» Problem to solve:
Go through the entries and transcribe each one exactly, dropping the pictures.

» Data for this task:
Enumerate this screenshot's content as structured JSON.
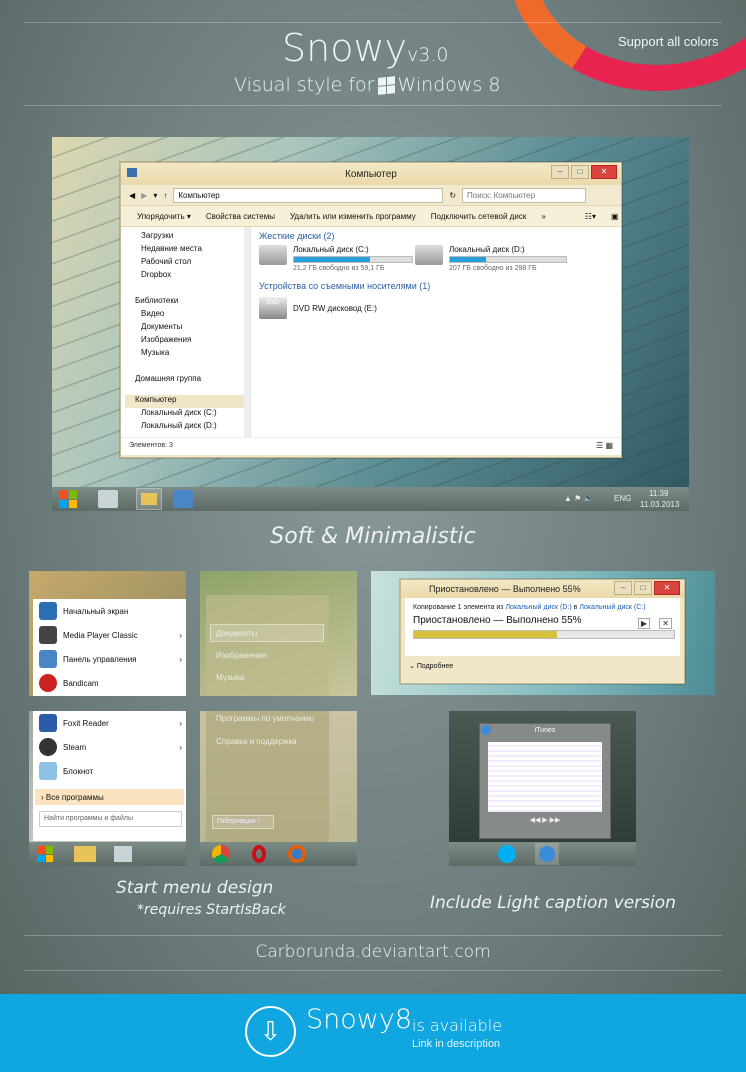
{
  "header": {
    "title": "Snowy",
    "version": "v3.0",
    "subtitle_pre": "Visual style for ",
    "subtitle_post": "Windows 8",
    "support": "Support all colors"
  },
  "explorer": {
    "title": "Компьютер",
    "address": "Компьютер",
    "search_placeholder": "Поиск: Компьютер",
    "toolbar": [
      "Упорядочить ▾",
      "Свойства системы",
      "Удалить или изменить программу",
      "Подключить сетевой диск",
      "»"
    ],
    "nav": [
      "Загрузки",
      "Недавние места",
      "Рабочий стол",
      "Dropbox",
      "Библиотеки",
      "Видео",
      "Документы",
      "Изображения",
      "Музыка",
      "Домашняя группа",
      "Компьютер",
      "Локальный диск (C:)",
      "Локальный диск (D:)"
    ],
    "group_hdd": "Жесткие диски (2)",
    "group_removable": "Устройства со съемными носителями (1)",
    "drives": [
      {
        "name": "Локальный диск (C:)",
        "free": "21,2 ГБ свободно из 59,1 ГБ",
        "fill": 0.64
      },
      {
        "name": "Локальный диск (D:)",
        "free": "207 ГБ свободно из 298 ГБ",
        "fill": 0.31
      }
    ],
    "dvd": "DVD RW дисковод (E:)",
    "dvd_label": "DVD",
    "status": "Элементов: 3"
  },
  "taskbar": {
    "lang": "ENG",
    "time": "11:39",
    "date": "11.03.2013"
  },
  "tagline": "Soft & Minimalistic",
  "start1": {
    "items": [
      "Начальный экран",
      "Media Player Classic",
      "Панель управления",
      "Bandicam"
    ],
    "right": [
      "Документы",
      "Изображения",
      "Музыка"
    ]
  },
  "start2": {
    "items": [
      "Foxit Reader",
      "Steam",
      "Блокнот"
    ],
    "all_programs": "Все программы",
    "search_placeholder": "Найти программы и файлы",
    "right": [
      "Программы по умолчанию",
      "Справка и поддержка"
    ],
    "hibernate": "Гибернация"
  },
  "copy": {
    "title": "Приостановлено — Выполнено 55%",
    "line_pre": "Копирование 1 элемента из ",
    "src": "Локальный диск (D:)",
    "mid": " в ",
    "dst": "Локальный диск (C:)",
    "status": "Приостановлено — Выполнено 55%",
    "progress": 0.55,
    "more": "Подробнее"
  },
  "itunes": {
    "title": "iTunes"
  },
  "captions": {
    "start": "Start menu design",
    "requires": "*requires StartIsBack",
    "light": "Include Light caption version"
  },
  "credit": "Carborunda.deviantart.com",
  "footer": {
    "name": "Snowy8",
    "available": "is available",
    "link": "Link in description"
  }
}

» Response to this exercise:
Enumerate this screenshot's content as structured JSON.
{
  "header": {
    "title": "Snowy",
    "version": "v3.0",
    "subtitle_pre": "Visual style for ",
    "subtitle_post": "Windows 8",
    "support": "Support all colors"
  },
  "explorer": {
    "title": "Компьютер",
    "address": "Компьютер",
    "search_placeholder": "Поиск: Компьютер",
    "toolbar": [
      "Упорядочить ▾",
      "Свойства системы",
      "Удалить или изменить программу",
      "Подключить сетевой диск",
      "»"
    ],
    "nav": [
      "Загрузки",
      "Недавние места",
      "Рабочий стол",
      "Dropbox",
      "Библиотеки",
      "Видео",
      "Документы",
      "Изображения",
      "Музыка",
      "Домашняя группа",
      "Компьютер",
      "Локальный диск (C:)",
      "Локальный диск (D:)"
    ],
    "group_hdd": "Жесткие диски (2)",
    "group_removable": "Устройства со съемными носителями (1)",
    "drives": [
      {
        "name": "Локальный диск (C:)",
        "free": "21,2 ГБ свободно из 59,1 ГБ",
        "fill": 0.64
      },
      {
        "name": "Локальный диск (D:)",
        "free": "207 ГБ свободно из 298 ГБ",
        "fill": 0.31
      }
    ],
    "dvd": "DVD RW дисковод (E:)",
    "dvd_label": "DVD",
    "status": "Элементов: 3"
  },
  "taskbar": {
    "lang": "ENG",
    "time": "11:39",
    "date": "11.03.2013"
  },
  "tagline": "Soft & Minimalistic",
  "start1": {
    "items": [
      "Начальный экран",
      "Media Player Classic",
      "Панель управления",
      "Bandicam"
    ],
    "right": [
      "Документы",
      "Изображения",
      "Музыка"
    ]
  },
  "start2": {
    "items": [
      "Foxit Reader",
      "Steam",
      "Блокнот"
    ],
    "all_programs": "Все программы",
    "search_placeholder": "Найти программы и файлы",
    "right": [
      "Программы по умолчанию",
      "Справка и поддержка"
    ],
    "hibernate": "Гибернация"
  },
  "copy": {
    "title": "Приостановлено — Выполнено 55%",
    "line_pre": "Копирование 1 элемента из ",
    "src": "Локальный диск (D:)",
    "mid": " в ",
    "dst": "Локальный диск (C:)",
    "status": "Приостановлено — Выполнено 55%",
    "progress": 0.55,
    "more": "Подробнее"
  },
  "itunes": {
    "title": "iTunes"
  },
  "captions": {
    "start": "Start menu design",
    "requires": "*requires StartIsBack",
    "light": "Include Light caption version"
  },
  "credit": "Carborunda.deviantart.com",
  "footer": {
    "name": "Snowy8",
    "available": "is available",
    "link": "Link in description"
  }
}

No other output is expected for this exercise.